• Testo proposto:
Per evitare di fare errori è possibile seguire i consigli di alcune tabelle ufficiali riportate nel Manuale della U.S. Navy Diving o nel Manuale del National Oceanic and Atmospheric Administration Diving.Queste tabelle indicano le profondità e i tempi di risalita necessari per rimanere in sicurezza e consigliano una pausa di pochi minuti a una profondità di 5 m per abituare il corpo alla diversa pressione esterna. Le tabelle consigliano poi di attendere almeno 12 ore tra due immersioni consecutive o di seguire tabelle particolari nel caso in cui questo non sia possibile.
É inoltre estremamente consigliato di non effettuare viaggi in areo nelle 24 ore successive all’immersione per evitare sbalzi troppo repentini di pressione a cui sottoporre il proprio corpo.
Se nonostante le dovute attenzioni si avvertono dei sintomi particolari è opportuno portare immediatamente la vittima a un Pronto soccorso che tenta di riportare il corpo a una pressione da lui accettata tramite una camera iperbarica. Il personale professionista è poi solitamente in grado di riportare il soggetto alla pressione ambientale nei tempi giusti e quando l’azoto presente nei tessuti può essere facilmente eliminato senza alcun danno.

• Dati forniti:

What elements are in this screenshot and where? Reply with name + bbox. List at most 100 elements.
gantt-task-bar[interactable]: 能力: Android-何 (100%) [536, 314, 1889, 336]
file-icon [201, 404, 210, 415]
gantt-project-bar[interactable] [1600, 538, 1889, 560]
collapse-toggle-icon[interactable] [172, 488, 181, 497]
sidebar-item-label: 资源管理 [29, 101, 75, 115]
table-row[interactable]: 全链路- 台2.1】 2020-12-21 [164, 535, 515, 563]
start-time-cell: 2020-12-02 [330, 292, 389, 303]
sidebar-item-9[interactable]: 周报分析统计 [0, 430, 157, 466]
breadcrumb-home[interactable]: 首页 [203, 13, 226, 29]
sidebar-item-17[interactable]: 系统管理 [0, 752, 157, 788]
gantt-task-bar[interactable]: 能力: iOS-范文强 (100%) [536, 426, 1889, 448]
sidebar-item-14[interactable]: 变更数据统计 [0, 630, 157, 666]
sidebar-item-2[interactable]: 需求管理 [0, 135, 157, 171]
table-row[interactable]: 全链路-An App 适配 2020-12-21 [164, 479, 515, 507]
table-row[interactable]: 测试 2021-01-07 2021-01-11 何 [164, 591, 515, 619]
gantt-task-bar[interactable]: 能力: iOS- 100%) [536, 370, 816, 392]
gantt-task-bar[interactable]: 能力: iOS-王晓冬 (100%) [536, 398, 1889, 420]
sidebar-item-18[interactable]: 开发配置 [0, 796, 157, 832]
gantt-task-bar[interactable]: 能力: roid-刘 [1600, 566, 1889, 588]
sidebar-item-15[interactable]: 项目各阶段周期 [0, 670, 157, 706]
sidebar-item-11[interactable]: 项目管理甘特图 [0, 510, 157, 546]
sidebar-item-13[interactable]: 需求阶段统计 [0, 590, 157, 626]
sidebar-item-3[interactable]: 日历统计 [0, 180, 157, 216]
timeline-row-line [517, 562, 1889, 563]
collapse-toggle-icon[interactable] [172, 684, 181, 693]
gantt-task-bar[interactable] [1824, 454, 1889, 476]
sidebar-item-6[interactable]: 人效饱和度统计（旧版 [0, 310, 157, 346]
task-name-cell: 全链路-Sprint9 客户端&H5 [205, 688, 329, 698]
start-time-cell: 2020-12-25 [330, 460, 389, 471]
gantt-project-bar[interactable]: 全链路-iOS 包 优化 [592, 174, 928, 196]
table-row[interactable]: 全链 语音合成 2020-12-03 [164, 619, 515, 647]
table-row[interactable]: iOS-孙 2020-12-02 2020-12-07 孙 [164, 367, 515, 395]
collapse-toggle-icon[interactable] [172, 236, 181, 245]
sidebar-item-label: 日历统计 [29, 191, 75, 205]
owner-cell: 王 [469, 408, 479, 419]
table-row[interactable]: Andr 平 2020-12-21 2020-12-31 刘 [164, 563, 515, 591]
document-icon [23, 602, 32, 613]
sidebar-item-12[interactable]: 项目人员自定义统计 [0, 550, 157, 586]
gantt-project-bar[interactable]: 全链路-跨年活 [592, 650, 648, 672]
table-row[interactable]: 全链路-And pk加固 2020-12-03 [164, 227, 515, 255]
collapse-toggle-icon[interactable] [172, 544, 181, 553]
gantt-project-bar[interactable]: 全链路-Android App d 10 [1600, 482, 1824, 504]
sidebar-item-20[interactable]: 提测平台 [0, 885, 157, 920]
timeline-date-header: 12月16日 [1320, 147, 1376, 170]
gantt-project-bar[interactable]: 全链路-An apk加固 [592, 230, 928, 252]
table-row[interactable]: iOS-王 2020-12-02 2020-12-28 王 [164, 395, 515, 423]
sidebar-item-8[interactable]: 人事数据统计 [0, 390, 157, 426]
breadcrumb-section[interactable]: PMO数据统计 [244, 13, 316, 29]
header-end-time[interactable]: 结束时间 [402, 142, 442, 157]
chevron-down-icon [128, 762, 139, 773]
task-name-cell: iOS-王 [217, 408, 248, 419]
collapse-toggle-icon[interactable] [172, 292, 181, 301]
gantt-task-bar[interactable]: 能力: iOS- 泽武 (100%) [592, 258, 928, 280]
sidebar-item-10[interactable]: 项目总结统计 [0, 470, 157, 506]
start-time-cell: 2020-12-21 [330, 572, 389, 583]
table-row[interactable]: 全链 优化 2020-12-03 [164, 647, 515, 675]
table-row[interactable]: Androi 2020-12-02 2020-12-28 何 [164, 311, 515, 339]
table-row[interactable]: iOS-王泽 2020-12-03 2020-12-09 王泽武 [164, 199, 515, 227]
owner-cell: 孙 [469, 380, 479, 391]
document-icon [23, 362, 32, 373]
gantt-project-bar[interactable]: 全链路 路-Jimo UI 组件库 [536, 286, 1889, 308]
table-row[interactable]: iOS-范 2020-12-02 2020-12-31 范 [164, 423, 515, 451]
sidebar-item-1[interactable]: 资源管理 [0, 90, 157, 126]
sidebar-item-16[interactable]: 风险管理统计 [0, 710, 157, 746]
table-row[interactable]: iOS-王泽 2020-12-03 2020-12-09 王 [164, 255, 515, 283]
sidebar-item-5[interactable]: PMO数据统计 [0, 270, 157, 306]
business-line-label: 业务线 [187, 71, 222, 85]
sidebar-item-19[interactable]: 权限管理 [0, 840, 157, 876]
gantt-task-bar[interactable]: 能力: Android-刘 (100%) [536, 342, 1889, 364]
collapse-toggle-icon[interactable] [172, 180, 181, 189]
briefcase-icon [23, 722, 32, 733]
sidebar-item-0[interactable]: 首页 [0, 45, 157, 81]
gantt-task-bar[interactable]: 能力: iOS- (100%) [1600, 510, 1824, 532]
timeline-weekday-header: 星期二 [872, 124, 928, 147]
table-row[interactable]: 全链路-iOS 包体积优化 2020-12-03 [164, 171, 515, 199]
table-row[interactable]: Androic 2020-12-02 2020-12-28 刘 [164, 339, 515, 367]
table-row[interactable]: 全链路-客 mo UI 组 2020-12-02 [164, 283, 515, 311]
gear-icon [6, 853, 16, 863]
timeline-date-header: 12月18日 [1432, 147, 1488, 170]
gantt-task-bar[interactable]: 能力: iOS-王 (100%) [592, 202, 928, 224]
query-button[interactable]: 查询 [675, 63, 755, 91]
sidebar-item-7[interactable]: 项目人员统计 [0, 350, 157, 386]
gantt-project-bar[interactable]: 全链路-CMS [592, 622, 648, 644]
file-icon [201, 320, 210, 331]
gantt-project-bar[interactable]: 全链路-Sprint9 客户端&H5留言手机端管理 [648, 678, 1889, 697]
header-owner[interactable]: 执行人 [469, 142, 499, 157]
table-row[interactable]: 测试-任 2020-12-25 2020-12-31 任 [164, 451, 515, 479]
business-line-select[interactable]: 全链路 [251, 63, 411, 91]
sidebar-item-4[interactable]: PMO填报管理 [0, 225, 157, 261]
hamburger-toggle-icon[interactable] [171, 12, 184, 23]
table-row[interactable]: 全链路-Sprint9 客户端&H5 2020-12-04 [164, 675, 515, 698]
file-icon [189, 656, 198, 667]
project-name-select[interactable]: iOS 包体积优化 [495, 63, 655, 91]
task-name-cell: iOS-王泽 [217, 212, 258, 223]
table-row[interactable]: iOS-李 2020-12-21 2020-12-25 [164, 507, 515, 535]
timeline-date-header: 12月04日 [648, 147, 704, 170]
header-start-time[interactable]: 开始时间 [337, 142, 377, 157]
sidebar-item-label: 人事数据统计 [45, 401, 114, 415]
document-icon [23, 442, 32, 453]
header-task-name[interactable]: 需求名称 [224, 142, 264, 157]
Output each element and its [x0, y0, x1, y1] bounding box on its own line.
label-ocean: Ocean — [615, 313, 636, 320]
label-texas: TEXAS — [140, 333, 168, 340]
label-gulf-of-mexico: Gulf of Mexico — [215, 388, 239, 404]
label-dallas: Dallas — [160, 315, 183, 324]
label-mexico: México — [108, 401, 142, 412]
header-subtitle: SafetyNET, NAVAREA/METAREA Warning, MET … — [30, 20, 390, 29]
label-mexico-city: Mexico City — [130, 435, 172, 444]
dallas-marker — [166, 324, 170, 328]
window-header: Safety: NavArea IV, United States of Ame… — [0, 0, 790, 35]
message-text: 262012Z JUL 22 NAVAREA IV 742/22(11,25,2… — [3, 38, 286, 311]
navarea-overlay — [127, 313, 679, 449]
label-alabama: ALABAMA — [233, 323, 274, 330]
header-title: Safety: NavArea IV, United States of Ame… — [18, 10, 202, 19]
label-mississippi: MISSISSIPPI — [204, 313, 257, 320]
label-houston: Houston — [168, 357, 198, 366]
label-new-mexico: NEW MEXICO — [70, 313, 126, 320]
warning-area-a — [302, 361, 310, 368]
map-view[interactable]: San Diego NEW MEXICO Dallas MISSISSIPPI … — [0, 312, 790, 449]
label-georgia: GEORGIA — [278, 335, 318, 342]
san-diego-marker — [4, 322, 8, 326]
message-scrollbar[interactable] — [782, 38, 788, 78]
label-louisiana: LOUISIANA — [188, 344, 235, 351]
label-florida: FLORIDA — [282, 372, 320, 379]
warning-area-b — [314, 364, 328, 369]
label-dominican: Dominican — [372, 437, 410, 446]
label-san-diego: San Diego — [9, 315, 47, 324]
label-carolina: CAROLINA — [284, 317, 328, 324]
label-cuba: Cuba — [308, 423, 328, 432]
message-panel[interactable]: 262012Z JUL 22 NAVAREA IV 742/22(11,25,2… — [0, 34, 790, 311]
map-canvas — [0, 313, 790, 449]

• Consegna:
Trascrivi per intero il testo sulla sicurezza nelle immersioni, senza cambiare nulla.

• Risposta:
Per evitare di fare errori è possibile seguire i consigli di alcune tabelle ufficiali riportate nel Manuale della U.S. Navy Diving o nel Manuale del National Oceanic and Atmospheric Administration Diving.Queste tabelle indicano le profondità e i tempi di risalita necessari per rimanere in sicurezza e consigliano una pausa di pochi minuti a una profondità di 5 m per abituare il corpo alla diversa pressione esterna. Le tabelle consigliano poi di attendere almeno 12 ore tra due immersioni consecutive o di seguire tabelle particolari nel caso in cui questo non sia possibile.
É inoltre estremamente consigliato di non effettuare viaggi in areo nelle 24 ore successive all’immersione per evitare sbalzi troppo repentini di pressione a cui sottoporre il proprio corpo.
Se nonostante le dovute attenzioni si avvertono dei sintomi particolari è opportuno portare immediatamente la vittima a un Pronto soccorso che tenta di riportare il corpo a una pressione da lui accettata tramite una camera iperbarica. Il personale professionista è poi solitamente in grado di riportare il soggetto alla pressione ambientale nei tempi giusti e quando l’azoto presente nei tessuti può essere facilmente eliminato senza alcun danno.